_Exercise requirements_:
Print out every record exactly as it appears.

_Material to process_:
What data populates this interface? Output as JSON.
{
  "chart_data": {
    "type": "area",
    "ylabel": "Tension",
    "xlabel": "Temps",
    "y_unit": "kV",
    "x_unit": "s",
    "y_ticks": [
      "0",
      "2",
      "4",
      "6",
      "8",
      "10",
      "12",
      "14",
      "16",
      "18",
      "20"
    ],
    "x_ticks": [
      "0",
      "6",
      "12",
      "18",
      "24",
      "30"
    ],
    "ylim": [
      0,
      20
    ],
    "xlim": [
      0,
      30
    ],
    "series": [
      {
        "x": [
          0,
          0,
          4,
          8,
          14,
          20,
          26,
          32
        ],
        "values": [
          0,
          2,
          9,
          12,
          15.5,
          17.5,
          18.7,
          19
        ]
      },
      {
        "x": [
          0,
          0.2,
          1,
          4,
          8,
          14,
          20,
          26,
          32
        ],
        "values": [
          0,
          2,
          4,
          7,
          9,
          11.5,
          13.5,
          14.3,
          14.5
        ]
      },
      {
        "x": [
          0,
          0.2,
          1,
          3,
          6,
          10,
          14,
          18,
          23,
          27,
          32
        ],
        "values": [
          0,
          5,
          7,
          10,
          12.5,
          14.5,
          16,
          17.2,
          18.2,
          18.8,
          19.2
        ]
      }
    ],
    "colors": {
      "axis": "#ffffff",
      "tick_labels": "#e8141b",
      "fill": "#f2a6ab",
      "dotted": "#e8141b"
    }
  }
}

_Result of this task_:
What data populates this interface? Output as JSON.
{
  "chart_data": {
    "type": "area",
    "ylabel": "Tension",
    "xlabel": "Temps",
    "y_unit": "kV",
    "x_unit": "s",
    "y_ticks": [
      "0",
      "2",
      "4",
      "6",
      "8",
      "10",
      "12",
      "14",
      "16",
      "18",
      "20"
    ],
    "x_ticks": [
      "0",
      "6",
      "12",
      "18",
      "24",
      "30"
    ],
    "ylim": [
      0,
      20
    ],
    "xlim": [
      0,
      30
    ],
    "series": [
      {
        "x": [
          0,
          0,
          4,
          8,
          14,
          20,
          26,
          32
        ],
        "values": [
          0,
          2,
          9,
          12,
          15.5,
          17.5,
          18.7,
          19
        ]
      },
      {
        "x": [
          0,
          0.2,
          1,
          4,
          8,
          14,
          20,
          26,
          32
        ],
        "values": [
          0,
          2,
          4,
          7,
          9,
          11.5,
          13.5,
          14.3,
          14.5
        ]
      },
      {
        "x": [
          0,
          0.2,
          1,
          3,
          6,
          10,
          14,
          18,
          23,
          27,
          32
        ],
        "values": [
          0,
          5,
          7,
          10,
          12.5,
          14.5,
          16,
          17.2,
          18.2,
          18.8,
          19.2
        ]
      }
    ],
    "colors": {
      "axis": "#ffffff",
      "tick_labels": "#e8141b",
      "fill": "#f2a6ab",
      "dotted": "#e8141b"
    }
  }
}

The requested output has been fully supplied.